*Challenge*. Every record must be transcribed in its entirety, apart from the images, which are to be omitted.
start Information shown
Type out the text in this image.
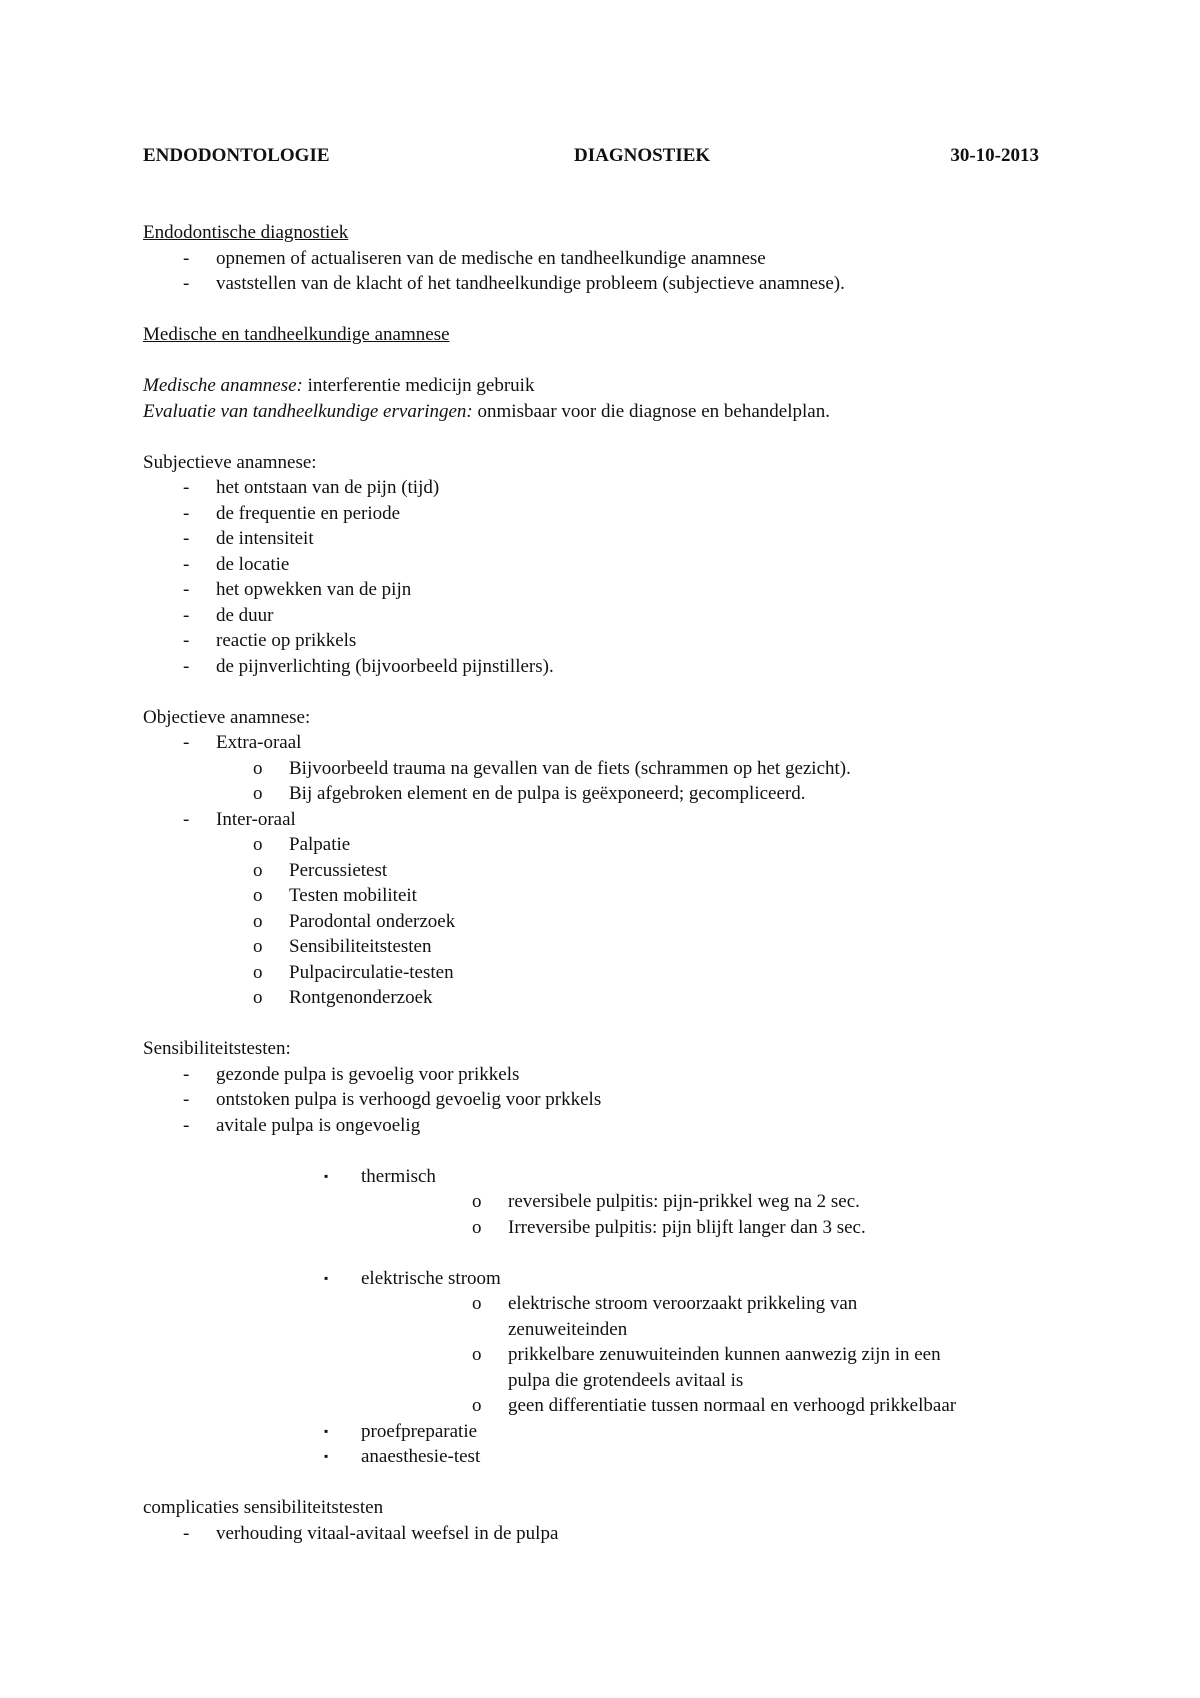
ENDODONTOLOGIE	DIAGNOSTIEK	30-10-2013
Endodontische diagnostiek
- opnemen of actualiseren van de medische en tandheelkundige anamnese
- vaststellen van de klacht of het tandheelkundige probleem (subjectieve anamnese).
Medische en tandheelkundige anamnese
Medische anamnese: interferentie medicijn gebruik
Evaluatie van tandheelkundige ervaringen: onmisbaar voor die diagnose en behandelplan.
Subjectieve anamnese:
- het ontstaan van de pijn (tijd)
- de frequentie en periode
- de intensiteit
- de locatie
- het opwekken van de pijn
- de duur
- reactie op prikkels
- de pijnverlichting (bijvoorbeeld pijnstillers).
Objectieve anamnese:
- Extra-oraal
o Bijvoorbeeld trauma na gevallen van de fiets (schrammen op het gezicht).
o Bij afgebroken element en de pulpa is geëxponeerd; gecompliceerd.
- Inter-oraal
o Palpatie
o Percussietest
o Testen mobiliteit
o Parodontal onderzoek
o Sensibiliteitstesten
o Pulpacirculatie-testen
o Rontgenonderzoek
Sensibiliteitstesten:
- gezonde pulpa is gevoelig voor prikkels
- ontstoken pulpa is verhoogd gevoelig voor prkkels
- avitale pulpa is ongevoelig
▪ thermisch
o reversibele pulpitis: pijn-prikkel weg na 2 sec.
o Irreversibe pulpitis: pijn blijft langer dan 3 sec.
▪ elektrische stroom
o elektrische stroom veroorzaakt prikkeling van
zenuweiteinden
o prikkelbare zenuwuiteinden kunnen aanwezig zijn in een
pulpa die grotendeels avitaal is
o geen differentiatie tussen normaal en verhoogd prikkelbaar
▪ proefpreparatie
▪ anaesthesie-test
complicaties sensibiliteitstesten
- verhouding vitaal-avitaal weefsel in de pulpa
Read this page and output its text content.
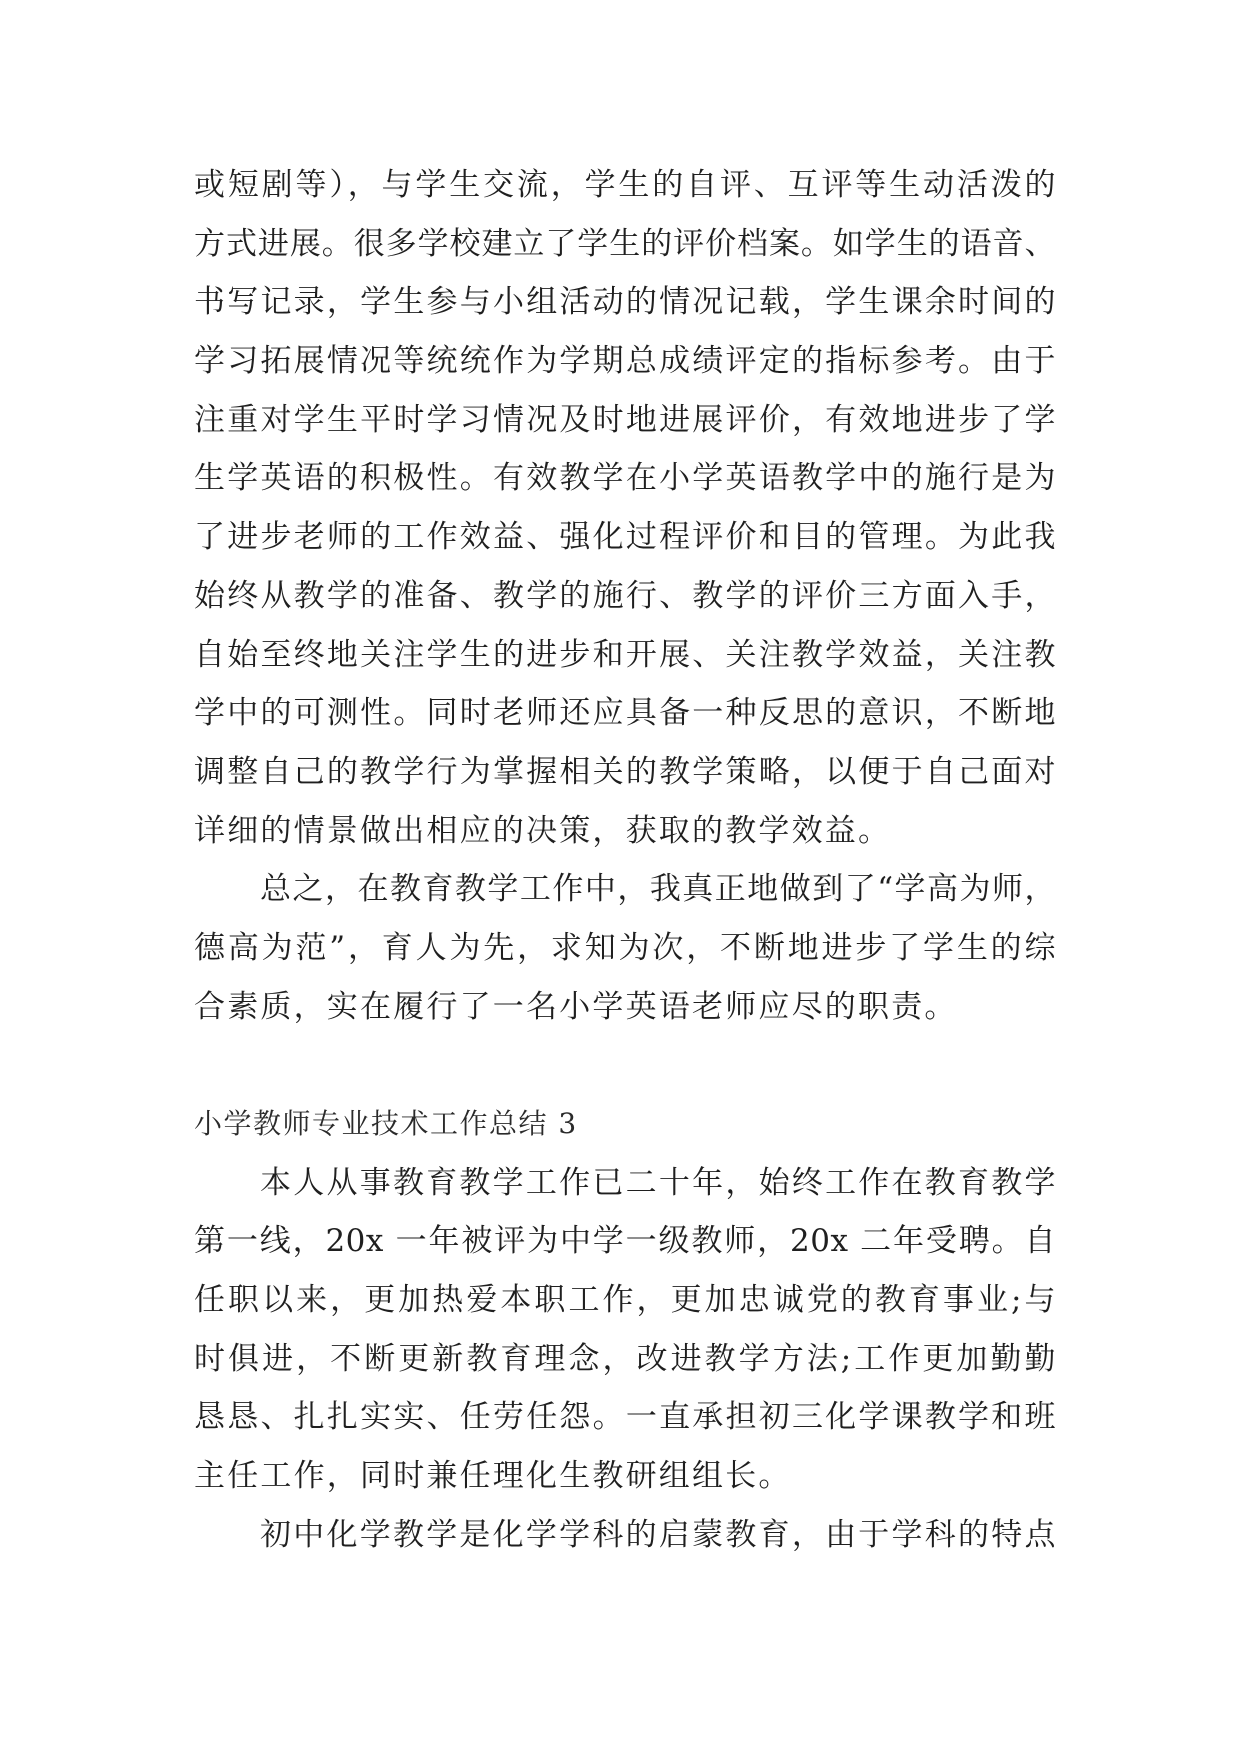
或短剧等），与学生交流，学生的自评、互评等生动活泼的
方式进展。很多学校建立了学生的评价档案。如学生的语音、
书写记录，学生参与小组活动的情况记载，学生课余时间的
学习拓展情况等统统作为学期总成绩评定的指标参考。由于
注重对学生平时学习情况及时地进展评价，有效地进步了学
生学英语的积极性。有效教学在小学英语教学中的施行是为
了进步老师的工作效益、强化过程评价和目的管理。为此我
始终从教学的准备、教学的施行、教学的评价三方面入手，
自始至终地关注学生的进步和开展、关注教学效益，关注教
学中的可测性。同时老师还应具备一种反思的意识，不断地
调整自己的教学行为掌握相关的教学策略，以便于自己面对
详细的情景做出相应的决策，获取的教学效益。
总之，在教育教学工作中，我真正地做到了“学高为师，
德高为范”，育人为先，求知为次，不断地进步了学生的综
合素质，实在履行了一名小学英语老师应尽的职责。
小学教师专业技术工作总结 3
本人从事教育教学工作已二十年，始终工作在教育教学
第一线，20x 一年被评为中学一级教师，20x 二年受聘。自
任职以来，更加热爱本职工作，更加忠诚党的教育事业;与
时俱进，不断更新教育理念，改进教学方法;工作更加勤勤
恳恳、扎扎实实、任劳任怨。一直承担初三化学课教学和班
主任工作，同时兼任理化生教研组组长。
初中化学教学是化学学科的启蒙教育，由于学科的特点
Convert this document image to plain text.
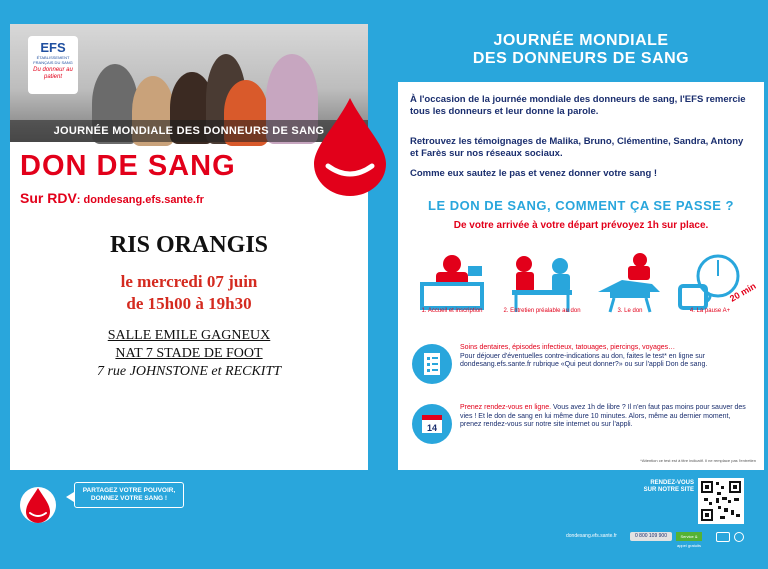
EFS
ÉTABLISSEMENT FRANÇAIS DU SANG
Du donneur au patient
JOURNÉE MONDIALE DES DONNEURS DE SANG
DON DE SANG
Sur RDV: dondesang.efs.sante.fr
RIS ORANGIS
le mercredi 07 juin
de 15h00 à 19h30
SALLE EMILE GAGNEUX
NAT 7 STADE DE FOOT
7 rue JOHNSTONE et RECKITT
PARTAGEZ VOTRE POUVOIR,
DONNEZ VOTRE SANG !
JOURNÉE MONDIALE
DES DONNEURS DE SANG
À l'occasion de la journée mondiale des donneurs de sang, l'EFS remercie tous les donneurs et leur donne la parole.
Retrouvez les témoignages de Malika, Bruno, Clémentine, Sandra, Antony et Farès sur nos réseaux sociaux.
Comme eux sautez le pas et venez donner votre sang !
LE DON DE SANG, COMMENT ÇA SE PASSE ?
De votre arrivée à votre départ prévoyez 1h sur place.
1. Accueil et inscription	2. Entretien préalable au don	3. Le don
20 min
4. La pause A+
Soins dentaires, épisodes infectieux, tatouages, piercings, voyages…
Pour déjouer d'éventuelles contre-indications au don, faites le test* en ligne sur dondesang.efs.sante.fr rubrique «Qui peut donner?» ou sur l'appli Don de sang.
14
Prenez rendez-vous en ligne. Vous avez 1h de libre ? Il n'en faut pas moins pour sauver des vies ! Et le don de sang en lui même dure 10 minutes. Alors, même au dernier moment, prenez rendez-vous sur notre site internet ou sur l'appli.
*Attention ce test est à titre indicatif. Il ne remplace pas l'entretien
RENDEZ-VOUS
SUR NOTRE SITE
dondesang.efs.sante.fr	0 800 109 900	Service & appel gratuits
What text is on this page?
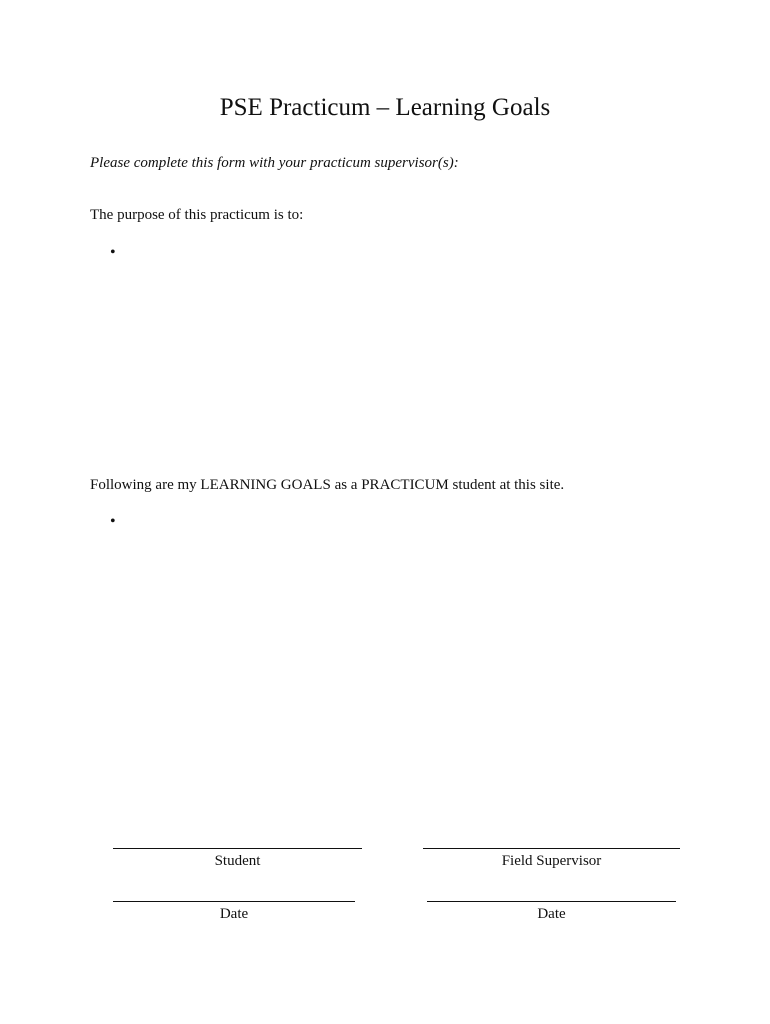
PSE Practicum – Learning Goals
Please complete this form with your practicum supervisor(s):
The purpose of this practicum is to:
•
Following are my LEARNING GOALS as a PRACTICUM student at this site.
•
Student	Field Supervisor
Date	Date
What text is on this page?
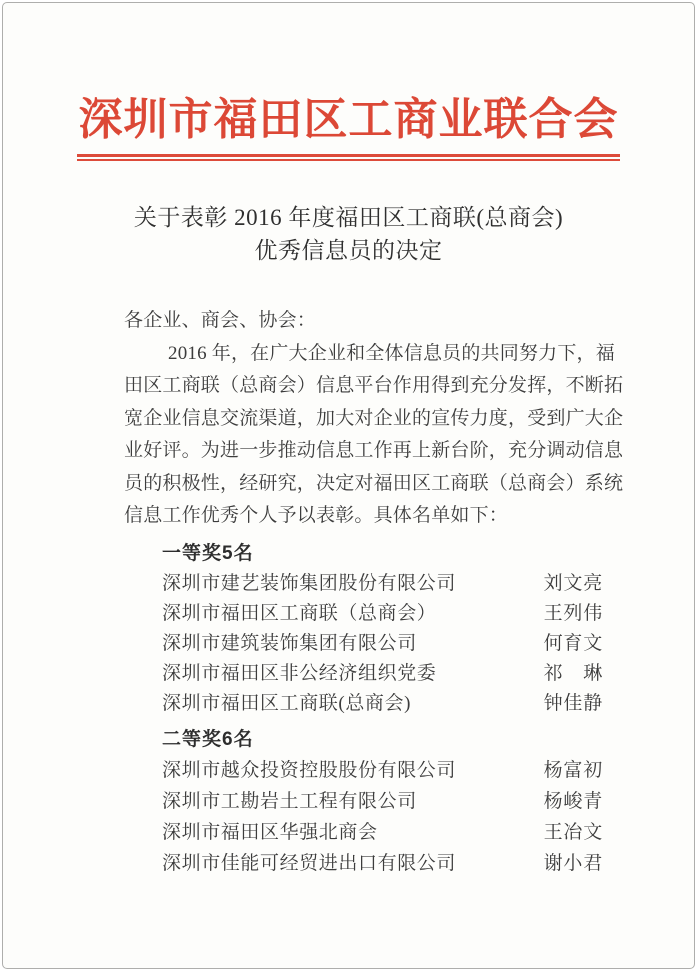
深圳市福田区工商业联合会
关于表彰 2016 年度福田区工商联(总商会)
优秀信息员的决定
各企业、商会、协会：
2016 年，在广大企业和全体信息员的共同努力下，福
田区工商联（总商会）信息平台作用得到充分发挥，不断拓
宽企业信息交流渠道，加大对企业的宣传力度，受到广大企
业好评。为进一步推动信息工作再上新台阶，充分调动信息
员的积极性，经研究，决定对福田区工商联（总商会）系统
信息工作优秀个人予以表彰。具体名单如下：
一等奖5名
深圳市建艺装饰集团股份有限公司	刘文亮
深圳市福田区工商联（总商会）	王列伟
深圳市建筑装饰集团有限公司	何育文
深圳市福田区非公经济组织党委	祁　琳
深圳市福田区工商联(总商会)	钟佳静
二等奖6名
深圳市越众投资控股股份有限公司	杨富初
深圳市工勘岩土工程有限公司	杨峻青
深圳市福田区华强北商会	王冶文
深圳市佳能可经贸进出口有限公司	谢小君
end Information shown
*Written solution*.
Type out the text in this image.
ENDODONTOLOGIE	DIAGNOSTIEK	30-10-2013
Endodontische diagnostiek
- opnemen of actualiseren van de medische en tandheelkundige anamnese
- vaststellen van de klacht of het tandheelkundige probleem (subjectieve anamnese).
Medische en tandheelkundige anamnese
Medische anamnese: interferentie medicijn gebruik
Evaluatie van tandheelkundige ervaringen: onmisbaar voor die diagnose en behandelplan.
Subjectieve anamnese:
- het ontstaan van de pijn (tijd)
- de frequentie en periode
- de intensiteit
- de locatie
- het opwekken van de pijn
- de duur
- reactie op prikkels
- de pijnverlichting (bijvoorbeeld pijnstillers).
Objectieve anamnese:
- Extra-oraal
o Bijvoorbeeld trauma na gevallen van de fiets (schrammen op het gezicht).
o Bij afgebroken element en de pulpa is geëxponeerd; gecompliceerd.
- Inter-oraal
o Palpatie
o Percussietest
o Testen mobiliteit
o Parodontal onderzoek
o Sensibiliteitstesten
o Pulpacirculatie-testen
o Rontgenonderzoek
Sensibiliteitstesten:
- gezonde pulpa is gevoelig voor prikkels
- ontstoken pulpa is verhoogd gevoelig voor prkkels
- avitale pulpa is ongevoelig
▪ thermisch
o reversibele pulpitis: pijn-prikkel weg na 2 sec.
o Irreversibe pulpitis: pijn blijft langer dan 3 sec.
▪ elektrische stroom
o elektrische stroom veroorzaakt prikkeling van
zenuweiteinden
o prikkelbare zenuwuiteinden kunnen aanwezig zijn in een
pulpa die grotendeels avitaal is
o geen differentiatie tussen normaal en verhoogd prikkelbaar
▪ proefpreparatie
▪ anaesthesie-test
complicaties sensibiliteitstesten
- verhouding vitaal-avitaal weefsel in de pulpa
Read this page and output its text content.
或短剧等），与学生交流，学生的自评、互评等生动活泼的
方式进展。很多学校建立了学生的评价档案。如学生的语音、
书写记录，学生参与小组活动的情况记载，学生课余时间的
学习拓展情况等统统作为学期总成绩评定的指标参考。由于
注重对学生平时学习情况及时地进展评价，有效地进步了学
生学英语的积极性。有效教学在小学英语教学中的施行是为
了进步老师的工作效益、强化过程评价和目的管理。为此我
始终从教学的准备、教学的施行、教学的评价三方面入手，
自始至终地关注学生的进步和开展、关注教学效益，关注教
学中的可测性。同时老师还应具备一种反思的意识，不断地
调整自己的教学行为掌握相关的教学策略，以便于自己面对
详细的情景做出相应的决策，获取的教学效益。
总之，在教育教学工作中，我真正地做到了“学高为师，
德高为范”，育人为先，求知为次，不断地进步了学生的综
合素质，实在履行了一名小学英语老师应尽的职责。
小学教师专业技术工作总结 3
本人从事教育教学工作已二十年，始终工作在教育教学
第一线，20x 一年被评为中学一级教师，20x 二年受聘。自
任职以来，更加热爱本职工作，更加忠诚党的教育事业;与
时俱进，不断更新教育理念，改进教学方法;工作更加勤勤
恳恳、扎扎实实、任劳任怨。一直承担初三化学课教学和班
主任工作，同时兼任理化生教研组组长。
初中化学教学是化学学科的启蒙教育，由于学科的特点
Convert this document image to plain text.
EFS
ÉTABLISSEMENT FRANÇAIS DU SANG
Du donneur au patient
JOURNÉE MONDIALE DES DONNEURS DE SANG
DON DE SANG
Sur RDV: dondesang.efs.sante.fr
RIS ORANGIS
le mercredi 07 juin
de 15h00 à 19h30
SALLE EMILE GAGNEUX
NAT 7 STADE DE FOOT
7 rue JOHNSTONE et RECKITT
PARTAGEZ VOTRE POUVOIR,
DONNEZ VOTRE SANG !
JOURNÉE MONDIALE
DES DONNEURS DE SANG
À l'occasion de la journée mondiale des donneurs de sang, l'EFS remercie tous les donneurs et leur donne la parole.
Retrouvez les témoignages de Malika, Bruno, Clémentine, Sandra, Antony et Farès sur nos réseaux sociaux.
Comme eux sautez le pas et venez donner votre sang !
LE DON DE SANG, COMMENT ÇA SE PASSE ?
De votre arrivée à votre départ prévoyez 1h sur place.
1. Accueil et inscription	2. Entretien préalable au don	3. Le don
20 min
4. La pause A+
Soins dentaires, épisodes infectieux, tatouages, piercings, voyages…
Pour déjouer d'éventuelles contre-indications au don, faites le test* en ligne sur dondesang.efs.sante.fr rubrique «Qui peut donner?» ou sur l'appli Don de sang.
14
Prenez rendez-vous en ligne. Vous avez 1h de libre ? Il n'en faut pas moins pour sauver des vies ! Et le don de sang en lui même dure 10 minutes. Alors, même au dernier moment, prenez rendez-vous sur notre site internet ou sur l'appli.
*Attention ce test est à titre indicatif. Il ne remplace pas l'entretien
RENDEZ-VOUS
SUR NOTRE SITE
dondesang.efs.sante.fr	0 800 109 900	Service & appel gratuits
What text is on this page?
PSE Practicum – Learning Goals
Please complete this form with your practicum supervisor(s):
The purpose of this practicum is to:
•
Following are my LEARNING GOALS as a PRACTICUM student at this site.
•
Student	Field Supervisor
Date	Date
What text is on this page?
深圳市福田区工商业联合会
关于表彰 2016 年度福田区工商联(总商会)
优秀信息员的决定
各企业、商会、协会：
2016 年，在广大企业和全体信息员的共同努力下，福
田区工商联（总商会）信息平台作用得到充分发挥，不断拓
宽企业信息交流渠道，加大对企业的宣传力度，受到广大企
业好评。为进一步推动信息工作再上新台阶，充分调动信息
员的积极性，经研究，决定对福田区工商联（总商会）系统
信息工作优秀个人予以表彰。具体名单如下：
一等奖5名
深圳市建艺装饰集团股份有限公司	刘文亮
深圳市福田区工商联（总商会）	王列伟
深圳市建筑装饰集团有限公司	何育文
深圳市福田区非公经济组织党委	祁　琳
深圳市福田区工商联(总商会)	钟佳静
二等奖6名
深圳市越众投资控股股份有限公司	杨富初
深圳市工勘岩土工程有限公司	杨峻青
深圳市福田区华强北商会	王冶文
深圳市佳能可经贸进出口有限公司	谢小君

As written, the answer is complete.